◆ Given task ◆
List each line in which the string "Республики" appears.

◆ Input data ◆
* start *

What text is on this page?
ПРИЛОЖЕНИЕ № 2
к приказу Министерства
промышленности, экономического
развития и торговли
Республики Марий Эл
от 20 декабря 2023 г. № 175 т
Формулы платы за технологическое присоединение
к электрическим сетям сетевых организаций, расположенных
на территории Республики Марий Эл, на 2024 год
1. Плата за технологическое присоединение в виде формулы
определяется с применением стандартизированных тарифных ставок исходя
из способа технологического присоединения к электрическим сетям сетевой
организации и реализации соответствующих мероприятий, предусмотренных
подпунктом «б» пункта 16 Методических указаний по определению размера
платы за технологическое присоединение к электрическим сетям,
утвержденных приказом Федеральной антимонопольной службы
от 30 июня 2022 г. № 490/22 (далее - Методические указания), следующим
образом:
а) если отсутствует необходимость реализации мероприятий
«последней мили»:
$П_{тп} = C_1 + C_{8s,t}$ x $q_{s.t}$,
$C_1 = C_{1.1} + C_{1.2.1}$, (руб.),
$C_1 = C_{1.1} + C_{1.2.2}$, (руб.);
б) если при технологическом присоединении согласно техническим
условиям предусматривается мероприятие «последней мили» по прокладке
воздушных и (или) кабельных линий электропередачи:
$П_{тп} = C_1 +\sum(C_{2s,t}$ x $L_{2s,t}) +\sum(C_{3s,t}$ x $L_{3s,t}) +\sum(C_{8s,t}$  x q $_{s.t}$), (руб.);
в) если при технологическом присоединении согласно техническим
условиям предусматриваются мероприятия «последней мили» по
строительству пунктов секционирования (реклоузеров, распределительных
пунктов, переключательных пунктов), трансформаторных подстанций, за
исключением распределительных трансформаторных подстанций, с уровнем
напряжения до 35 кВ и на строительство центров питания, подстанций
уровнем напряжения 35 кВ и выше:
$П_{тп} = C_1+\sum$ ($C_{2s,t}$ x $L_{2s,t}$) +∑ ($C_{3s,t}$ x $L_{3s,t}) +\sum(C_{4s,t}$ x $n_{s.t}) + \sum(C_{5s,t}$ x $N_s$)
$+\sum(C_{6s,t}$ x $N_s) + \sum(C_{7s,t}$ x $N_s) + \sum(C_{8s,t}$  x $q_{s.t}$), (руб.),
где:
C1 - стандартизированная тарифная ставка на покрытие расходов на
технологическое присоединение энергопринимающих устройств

* end *

◆ Exercise output ◆
Республики Марий Эл
на территории Республики Марий Эл, на 2024 год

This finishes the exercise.